◆ **WHAT TO WORK ON**: Could you write out every entry exactly as it stands?

◆ **Figure contents as structured data**:
---

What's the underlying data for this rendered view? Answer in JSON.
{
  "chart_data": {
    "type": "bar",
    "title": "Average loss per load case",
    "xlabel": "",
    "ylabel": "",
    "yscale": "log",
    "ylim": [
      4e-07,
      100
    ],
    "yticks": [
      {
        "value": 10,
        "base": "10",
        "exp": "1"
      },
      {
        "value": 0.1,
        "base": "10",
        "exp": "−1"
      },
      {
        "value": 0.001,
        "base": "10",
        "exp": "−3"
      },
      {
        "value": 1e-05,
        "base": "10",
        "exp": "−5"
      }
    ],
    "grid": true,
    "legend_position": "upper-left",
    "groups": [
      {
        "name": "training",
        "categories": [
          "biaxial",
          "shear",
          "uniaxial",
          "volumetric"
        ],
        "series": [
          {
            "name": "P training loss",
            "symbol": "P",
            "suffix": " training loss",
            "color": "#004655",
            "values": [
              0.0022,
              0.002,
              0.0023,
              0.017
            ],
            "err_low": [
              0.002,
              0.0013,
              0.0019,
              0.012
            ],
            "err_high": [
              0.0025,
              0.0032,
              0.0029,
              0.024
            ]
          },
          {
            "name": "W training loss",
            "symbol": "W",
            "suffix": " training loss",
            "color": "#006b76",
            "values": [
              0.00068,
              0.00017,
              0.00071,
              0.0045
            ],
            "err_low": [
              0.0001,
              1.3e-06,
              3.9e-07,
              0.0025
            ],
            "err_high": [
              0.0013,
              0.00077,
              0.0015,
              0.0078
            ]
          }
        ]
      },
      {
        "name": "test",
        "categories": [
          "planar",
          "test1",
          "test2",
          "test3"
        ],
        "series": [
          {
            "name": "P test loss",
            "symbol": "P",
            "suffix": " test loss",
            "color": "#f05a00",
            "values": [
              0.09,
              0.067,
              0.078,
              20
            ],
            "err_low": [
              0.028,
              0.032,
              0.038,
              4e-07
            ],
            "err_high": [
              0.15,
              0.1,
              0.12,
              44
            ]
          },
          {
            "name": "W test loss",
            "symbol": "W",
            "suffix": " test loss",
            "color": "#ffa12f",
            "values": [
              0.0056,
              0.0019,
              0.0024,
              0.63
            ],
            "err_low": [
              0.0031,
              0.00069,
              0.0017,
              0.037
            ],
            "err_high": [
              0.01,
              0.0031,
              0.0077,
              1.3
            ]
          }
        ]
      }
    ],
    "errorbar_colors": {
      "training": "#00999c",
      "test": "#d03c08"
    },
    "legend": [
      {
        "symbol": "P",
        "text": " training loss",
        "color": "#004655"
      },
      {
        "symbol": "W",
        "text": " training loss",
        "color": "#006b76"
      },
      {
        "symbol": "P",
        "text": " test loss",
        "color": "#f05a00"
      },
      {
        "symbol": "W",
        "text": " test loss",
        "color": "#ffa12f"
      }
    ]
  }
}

---

◆ **WRITTEN ANSWER**:
What's the underlying data for this rendered view? Answer in JSON.
{
  "chart_data": {
    "type": "bar",
    "title": "Average loss per load case",
    "xlabel": "",
    "ylabel": "",
    "yscale": "log",
    "ylim": [
      4e-07,
      100
    ],
    "yticks": [
      {
        "value": 10,
        "base": "10",
        "exp": "1"
      },
      {
        "value": 0.1,
        "base": "10",
        "exp": "−1"
      },
      {
        "value": 0.001,
        "base": "10",
        "exp": "−3"
      },
      {
        "value": 1e-05,
        "base": "10",
        "exp": "−5"
      }
    ],
    "grid": true,
    "legend_position": "upper-left",
    "groups": [
      {
        "name": "training",
        "categories": [
          "biaxial",
          "shear",
          "uniaxial",
          "volumetric"
        ],
        "series": [
          {
            "name": "P training loss",
            "symbol": "P",
            "suffix": " training loss",
            "color": "#004655",
            "values": [
              0.0022,
              0.002,
              0.0023,
              0.017
            ],
            "err_low": [
              0.002,
              0.0013,
              0.0019,
              0.012
            ],
            "err_high": [
              0.0025,
              0.0032,
              0.0029,
              0.024
            ]
          },
          {
            "name": "W training loss",
            "symbol": "W",
            "suffix": " training loss",
            "color": "#006b76",
            "values": [
              0.00068,
              0.00017,
              0.00071,
              0.0045
            ],
            "err_low": [
              0.0001,
              1.3e-06,
              3.9e-07,
              0.0025
            ],
            "err_high": [
              0.0013,
              0.00077,
              0.0015,
              0.0078
            ]
          }
        ]
      },
      {
        "name": "test",
        "categories": [
          "planar",
          "test1",
          "test2",
          "test3"
        ],
        "series": [
          {
            "name": "P test loss",
            "symbol": "P",
            "suffix": " test loss",
            "color": "#f05a00",
            "values": [
              0.09,
              0.067,
              0.078,
              20
            ],
            "err_low": [
              0.028,
              0.032,
              0.038,
              4e-07
            ],
            "err_high": [
              0.15,
              0.1,
              0.12,
              44
            ]
          },
          {
            "name": "W test loss",
            "symbol": "W",
            "suffix": " test loss",
            "color": "#ffa12f",
            "values": [
              0.0056,
              0.0019,
              0.0024,
              0.63
            ],
            "err_low": [
              0.0031,
              0.00069,
              0.0017,
              0.037
            ],
            "err_high": [
              0.01,
              0.0031,
              0.0077,
              1.3
            ]
          }
        ]
      }
    ],
    "errorbar_colors": {
      "training": "#00999c",
      "test": "#d03c08"
    },
    "legend": [
      {
        "symbol": "P",
        "text": " training loss",
        "color": "#004655"
      },
      {
        "symbol": "W",
        "text": " training loss",
        "color": "#006b76"
      },
      {
        "symbol": "P",
        "text": " test loss",
        "color": "#f05a00"
      },
      {
        "symbol": "W",
        "text": " test loss",
        "color": "#ffa12f"
      }
    ]
  }
}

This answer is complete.